◆ **Exercise input**:
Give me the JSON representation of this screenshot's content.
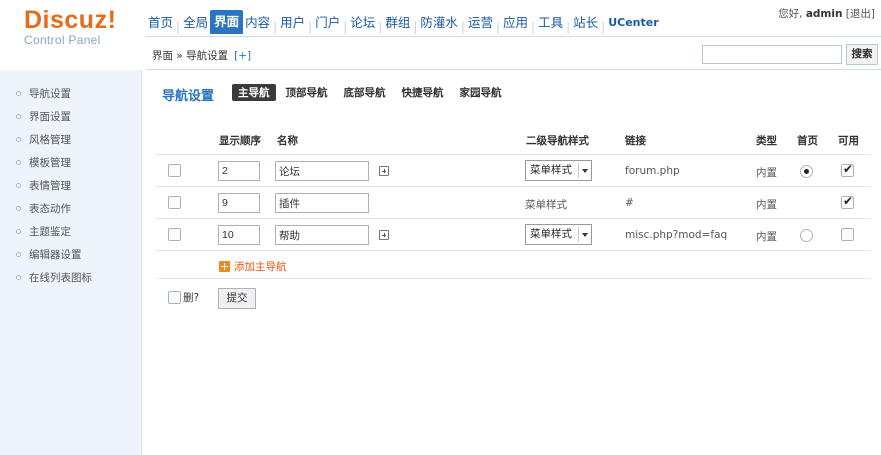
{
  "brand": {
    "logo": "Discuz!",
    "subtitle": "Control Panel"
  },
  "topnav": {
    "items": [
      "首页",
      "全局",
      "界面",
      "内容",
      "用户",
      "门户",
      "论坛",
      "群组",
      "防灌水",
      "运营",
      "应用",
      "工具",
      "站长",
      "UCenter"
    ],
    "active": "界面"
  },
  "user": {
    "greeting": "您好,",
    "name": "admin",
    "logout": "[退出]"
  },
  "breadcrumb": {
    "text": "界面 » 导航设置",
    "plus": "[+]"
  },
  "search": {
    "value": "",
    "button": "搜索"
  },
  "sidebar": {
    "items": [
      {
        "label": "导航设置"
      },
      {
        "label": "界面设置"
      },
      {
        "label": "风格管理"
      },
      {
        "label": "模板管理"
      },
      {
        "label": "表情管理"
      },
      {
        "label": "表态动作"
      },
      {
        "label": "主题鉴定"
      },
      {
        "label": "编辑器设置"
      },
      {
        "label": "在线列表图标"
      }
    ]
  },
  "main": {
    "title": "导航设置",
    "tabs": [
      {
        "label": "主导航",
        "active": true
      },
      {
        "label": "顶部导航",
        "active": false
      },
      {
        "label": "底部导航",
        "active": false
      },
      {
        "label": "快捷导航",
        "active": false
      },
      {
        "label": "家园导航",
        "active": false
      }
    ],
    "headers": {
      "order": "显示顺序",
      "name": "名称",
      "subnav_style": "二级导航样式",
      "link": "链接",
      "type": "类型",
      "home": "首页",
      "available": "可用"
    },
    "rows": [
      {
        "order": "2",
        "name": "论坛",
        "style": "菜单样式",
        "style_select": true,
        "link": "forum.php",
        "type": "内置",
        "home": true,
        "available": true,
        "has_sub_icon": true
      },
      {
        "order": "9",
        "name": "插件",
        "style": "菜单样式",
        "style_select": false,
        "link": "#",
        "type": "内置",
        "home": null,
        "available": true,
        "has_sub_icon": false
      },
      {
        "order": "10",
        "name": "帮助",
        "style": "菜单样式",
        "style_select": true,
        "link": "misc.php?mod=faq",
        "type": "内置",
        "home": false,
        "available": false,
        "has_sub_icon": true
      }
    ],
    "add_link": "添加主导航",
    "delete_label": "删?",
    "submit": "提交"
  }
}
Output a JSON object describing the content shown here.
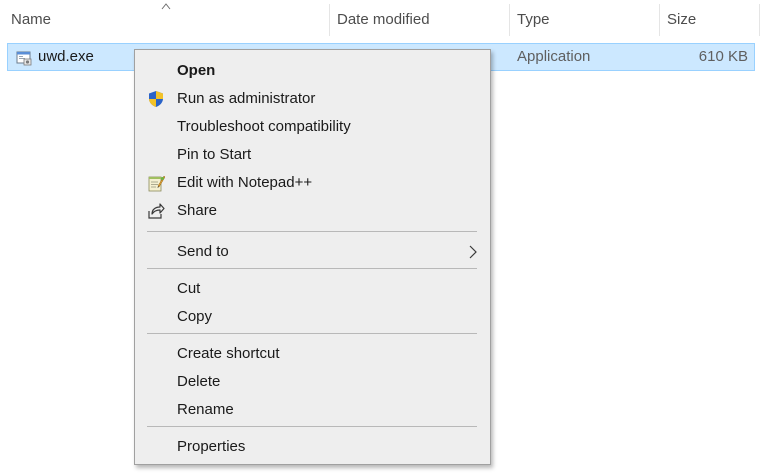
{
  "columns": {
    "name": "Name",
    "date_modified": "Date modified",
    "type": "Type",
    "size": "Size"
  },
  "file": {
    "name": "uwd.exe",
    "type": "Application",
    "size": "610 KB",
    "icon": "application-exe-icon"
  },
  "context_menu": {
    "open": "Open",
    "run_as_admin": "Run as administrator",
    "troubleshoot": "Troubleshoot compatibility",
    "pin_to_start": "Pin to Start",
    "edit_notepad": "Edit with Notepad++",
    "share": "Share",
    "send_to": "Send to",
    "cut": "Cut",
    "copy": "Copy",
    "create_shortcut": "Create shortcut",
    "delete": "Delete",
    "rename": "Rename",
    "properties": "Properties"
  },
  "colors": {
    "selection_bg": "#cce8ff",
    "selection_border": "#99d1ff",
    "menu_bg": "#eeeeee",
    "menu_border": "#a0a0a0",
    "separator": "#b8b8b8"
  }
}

◆ **Short task**: List the lines that contain the word "available".

◆ **Output below**:
      "available": "可用"
        "available": true,
        "available": true,
        "available": false,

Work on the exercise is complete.